Written request – Quote every line below exactly and skip any picture.

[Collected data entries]
================
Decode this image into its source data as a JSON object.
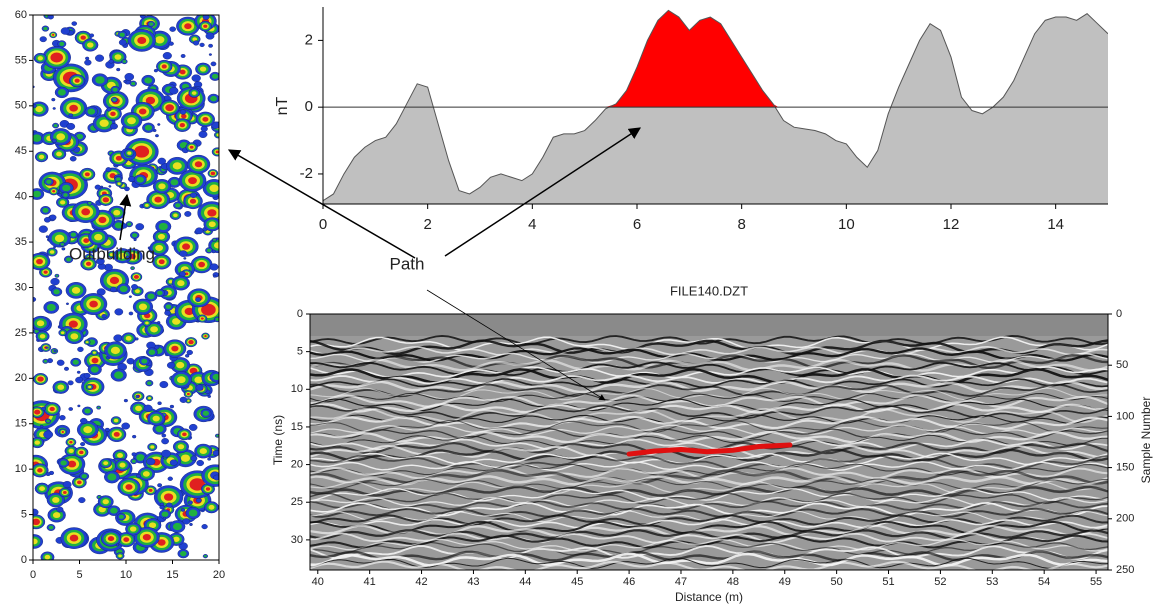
{
  "annotations": {
    "outbuilding": "Outbuilding",
    "path": "Path"
  },
  "chart_data": [
    {
      "type": "raster",
      "xlim": [
        0,
        20
      ],
      "ylim": [
        0,
        60
      ],
      "xticks": [
        0,
        5,
        10,
        15,
        20
      ],
      "yticks": [
        0,
        5,
        10,
        15,
        20,
        25,
        30,
        35,
        40,
        45,
        50,
        55,
        60
      ],
      "palette": [
        "#2040d0",
        "#20b040",
        "#e8e020",
        "#e02020"
      ]
    },
    {
      "type": "area",
      "ylabel": "nT",
      "xlim": [
        0,
        15
      ],
      "ylim": [
        -2.9,
        3
      ],
      "xticks": [
        0,
        2,
        4,
        6,
        8,
        10,
        12,
        14
      ],
      "yticks": [
        -2,
        0,
        2
      ],
      "color": "#c0c0c0",
      "highlight_color": "#ff0000",
      "highlight_xlim": [
        5.4,
        8.7
      ],
      "x": [
        0,
        0.2,
        0.4,
        0.6,
        0.8,
        1.0,
        1.2,
        1.4,
        1.6,
        1.8,
        2.0,
        2.2,
        2.4,
        2.6,
        2.8,
        3.0,
        3.2,
        3.4,
        3.6,
        3.8,
        4.0,
        4.2,
        4.4,
        4.6,
        4.8,
        5.0,
        5.2,
        5.4,
        5.6,
        5.8,
        6.0,
        6.2,
        6.4,
        6.6,
        6.8,
        7.0,
        7.2,
        7.4,
        7.6,
        7.8,
        8.0,
        8.2,
        8.4,
        8.6,
        8.8,
        9.0,
        9.2,
        9.4,
        9.6,
        9.8,
        10.0,
        10.2,
        10.4,
        10.6,
        10.8,
        11.0,
        11.2,
        11.4,
        11.6,
        11.8,
        12.0,
        12.2,
        12.4,
        12.6,
        12.8,
        13.0,
        13.2,
        13.4,
        13.6,
        13.8,
        14.0,
        14.2,
        14.4,
        14.6,
        14.8,
        15.0
      ],
      "values": [
        -2.8,
        -2.6,
        -2.0,
        -1.5,
        -1.2,
        -1.0,
        -0.9,
        -0.5,
        0.1,
        0.7,
        0.6,
        -0.5,
        -1.6,
        -2.5,
        -2.6,
        -2.4,
        -2.1,
        -2.0,
        -2.1,
        -2.2,
        -2.0,
        -1.5,
        -0.9,
        -0.8,
        -0.8,
        -0.7,
        -0.4,
        -0.05,
        0.1,
        0.5,
        1.2,
        2.0,
        2.6,
        2.9,
        2.7,
        2.3,
        2.6,
        2.7,
        2.5,
        2.0,
        1.5,
        1.0,
        0.5,
        0.1,
        -0.4,
        -0.6,
        -0.65,
        -0.7,
        -0.8,
        -1.0,
        -1.1,
        -1.5,
        -1.8,
        -1.3,
        -0.2,
        0.6,
        1.3,
        2.0,
        2.5,
        2.3,
        1.5,
        0.3,
        -0.1,
        -0.2,
        0.0,
        0.3,
        0.8,
        1.5,
        2.2,
        2.6,
        2.7,
        2.7,
        2.6,
        2.8,
        2.5,
        2.2
      ]
    },
    {
      "type": "radargram",
      "title": "FILE140.DZT",
      "xlabel": "Distance (m)",
      "ylabel": "Time (ns)",
      "y2label": "Sample Number",
      "xlim": [
        39.85,
        55.23
      ],
      "ylim": [
        34,
        0
      ],
      "y2lim": [
        250,
        0
      ],
      "xticks": [
        40,
        41,
        42,
        43,
        44,
        45,
        46,
        47,
        48,
        49,
        50,
        51,
        52,
        53,
        54,
        55
      ],
      "yticks": [
        0,
        5,
        10,
        15,
        20,
        25,
        30
      ],
      "y2ticks": [
        0,
        50,
        100,
        150,
        200,
        250
      ],
      "series": [
        {
          "color": "#e01010",
          "x": [
            46,
            46.5,
            47,
            47.5,
            48,
            48.5,
            49.1
          ],
          "values": [
            18.6,
            18.2,
            18.0,
            18.3,
            18.1,
            17.6,
            17.4
          ]
        }
      ]
    }
  ]
}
================
The answer –
Decode this image into its source data as a JSON object.
{
  "annotations": {
    "outbuilding": "Outbuilding",
    "path": "Path"
  },
  "chart_data": [
    {
      "type": "raster",
      "xlim": [
        0,
        20
      ],
      "ylim": [
        0,
        60
      ],
      "xticks": [
        0,
        5,
        10,
        15,
        20
      ],
      "yticks": [
        0,
        5,
        10,
        15,
        20,
        25,
        30,
        35,
        40,
        45,
        50,
        55,
        60
      ],
      "palette": [
        "#2040d0",
        "#20b040",
        "#e8e020",
        "#e02020"
      ]
    },
    {
      "type": "area",
      "ylabel": "nT",
      "xlim": [
        0,
        15
      ],
      "ylim": [
        -2.9,
        3
      ],
      "xticks": [
        0,
        2,
        4,
        6,
        8,
        10,
        12,
        14
      ],
      "yticks": [
        -2,
        0,
        2
      ],
      "color": "#c0c0c0",
      "highlight_color": "#ff0000",
      "highlight_xlim": [
        5.4,
        8.7
      ],
      "x": [
        0,
        0.2,
        0.4,
        0.6,
        0.8,
        1.0,
        1.2,
        1.4,
        1.6,
        1.8,
        2.0,
        2.2,
        2.4,
        2.6,
        2.8,
        3.0,
        3.2,
        3.4,
        3.6,
        3.8,
        4.0,
        4.2,
        4.4,
        4.6,
        4.8,
        5.0,
        5.2,
        5.4,
        5.6,
        5.8,
        6.0,
        6.2,
        6.4,
        6.6,
        6.8,
        7.0,
        7.2,
        7.4,
        7.6,
        7.8,
        8.0,
        8.2,
        8.4,
        8.6,
        8.8,
        9.0,
        9.2,
        9.4,
        9.6,
        9.8,
        10.0,
        10.2,
        10.4,
        10.6,
        10.8,
        11.0,
        11.2,
        11.4,
        11.6,
        11.8,
        12.0,
        12.2,
        12.4,
        12.6,
        12.8,
        13.0,
        13.2,
        13.4,
        13.6,
        13.8,
        14.0,
        14.2,
        14.4,
        14.6,
        14.8,
        15.0
      ],
      "values": [
        -2.8,
        -2.6,
        -2.0,
        -1.5,
        -1.2,
        -1.0,
        -0.9,
        -0.5,
        0.1,
        0.7,
        0.6,
        -0.5,
        -1.6,
        -2.5,
        -2.6,
        -2.4,
        -2.1,
        -2.0,
        -2.1,
        -2.2,
        -2.0,
        -1.5,
        -0.9,
        -0.8,
        -0.8,
        -0.7,
        -0.4,
        -0.05,
        0.1,
        0.5,
        1.2,
        2.0,
        2.6,
        2.9,
        2.7,
        2.3,
        2.6,
        2.7,
        2.5,
        2.0,
        1.5,
        1.0,
        0.5,
        0.1,
        -0.4,
        -0.6,
        -0.65,
        -0.7,
        -0.8,
        -1.0,
        -1.1,
        -1.5,
        -1.8,
        -1.3,
        -0.2,
        0.6,
        1.3,
        2.0,
        2.5,
        2.3,
        1.5,
        0.3,
        -0.1,
        -0.2,
        0.0,
        0.3,
        0.8,
        1.5,
        2.2,
        2.6,
        2.7,
        2.7,
        2.6,
        2.8,
        2.5,
        2.2
      ]
    },
    {
      "type": "radargram",
      "title": "FILE140.DZT",
      "xlabel": "Distance (m)",
      "ylabel": "Time (ns)",
      "y2label": "Sample Number",
      "xlim": [
        39.85,
        55.23
      ],
      "ylim": [
        34,
        0
      ],
      "y2lim": [
        250,
        0
      ],
      "xticks": [
        40,
        41,
        42,
        43,
        44,
        45,
        46,
        47,
        48,
        49,
        50,
        51,
        52,
        53,
        54,
        55
      ],
      "yticks": [
        0,
        5,
        10,
        15,
        20,
        25,
        30
      ],
      "y2ticks": [
        0,
        50,
        100,
        150,
        200,
        250
      ],
      "series": [
        {
          "color": "#e01010",
          "x": [
            46,
            46.5,
            47,
            47.5,
            48,
            48.5,
            49.1
          ],
          "values": [
            18.6,
            18.2,
            18.0,
            18.3,
            18.1,
            17.6,
            17.4
          ]
        }
      ]
    }
  ]
}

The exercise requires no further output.